Collected data
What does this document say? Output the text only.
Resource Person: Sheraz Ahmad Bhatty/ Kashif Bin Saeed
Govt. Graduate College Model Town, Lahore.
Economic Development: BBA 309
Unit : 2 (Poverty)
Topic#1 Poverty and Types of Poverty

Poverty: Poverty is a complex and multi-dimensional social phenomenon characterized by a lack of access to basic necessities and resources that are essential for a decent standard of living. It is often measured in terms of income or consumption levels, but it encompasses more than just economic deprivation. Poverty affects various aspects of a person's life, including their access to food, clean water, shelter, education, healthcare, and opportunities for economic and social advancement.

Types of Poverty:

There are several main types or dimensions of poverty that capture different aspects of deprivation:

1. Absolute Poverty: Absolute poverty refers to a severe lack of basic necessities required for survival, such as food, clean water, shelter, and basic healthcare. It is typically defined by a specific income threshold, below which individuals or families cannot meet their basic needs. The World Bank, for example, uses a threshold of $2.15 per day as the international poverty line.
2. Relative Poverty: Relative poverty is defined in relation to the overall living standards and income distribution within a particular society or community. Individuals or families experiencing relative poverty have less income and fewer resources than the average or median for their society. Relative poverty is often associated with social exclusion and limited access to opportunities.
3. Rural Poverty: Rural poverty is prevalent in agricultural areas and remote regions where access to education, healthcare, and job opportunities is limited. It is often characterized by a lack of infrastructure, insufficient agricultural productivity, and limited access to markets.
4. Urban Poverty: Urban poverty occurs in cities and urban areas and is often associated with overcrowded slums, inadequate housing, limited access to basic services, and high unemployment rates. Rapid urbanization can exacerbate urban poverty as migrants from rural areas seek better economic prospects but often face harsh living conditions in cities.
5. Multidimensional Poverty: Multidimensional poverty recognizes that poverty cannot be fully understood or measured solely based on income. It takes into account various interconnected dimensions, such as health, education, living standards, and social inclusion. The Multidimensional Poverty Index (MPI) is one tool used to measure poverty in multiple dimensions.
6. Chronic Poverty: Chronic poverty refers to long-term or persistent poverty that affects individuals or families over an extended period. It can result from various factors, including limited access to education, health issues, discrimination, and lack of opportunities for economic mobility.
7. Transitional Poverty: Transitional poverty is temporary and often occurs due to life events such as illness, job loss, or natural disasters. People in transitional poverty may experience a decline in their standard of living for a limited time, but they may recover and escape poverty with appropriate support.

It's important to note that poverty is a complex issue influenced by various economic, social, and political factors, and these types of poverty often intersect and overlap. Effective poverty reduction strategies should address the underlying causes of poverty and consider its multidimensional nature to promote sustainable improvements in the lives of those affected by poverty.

TASK DIRECTIONS>
Which lines hold the word "education"? Show each one.

COMPLETE OUTPUT>
Poverty: Poverty is a complex and multi-dimensional social phenomenon characterized by a lack of access to basic necessities and resources that are essential for a decent standard of living. It is often measured in terms of income or consumption levels, but it encompasses more than just economic deprivation. Poverty affects various aspects of a person's life, including their access to food, clean water, shelter, education, healthcare, and opportunities for economic and social advancement.
3. Rural Poverty: Rural poverty is prevalent in agricultural areas and remote regions where access to education, healthcare, and job opportunities is limited. It is often characterized by a lack of infrastructure, insufficient agricultural productivity, and limited access to markets.
5. Multidimensional Poverty: Multidimensional poverty recognizes that poverty cannot be fully understood or measured solely based on income. It takes into account various interconnected dimensions, such as health, education, living standards, and social inclusion. The Multidimensional Poverty Index (MPI) is one tool used to measure poverty in multiple dimensions.
6. Chronic Poverty: Chronic poverty refers to long-term or persistent poverty that affects individuals or families over an extended period. It can result from various factors, including limited access to education, health issues, discrimination, and lack of opportunities for economic mobility.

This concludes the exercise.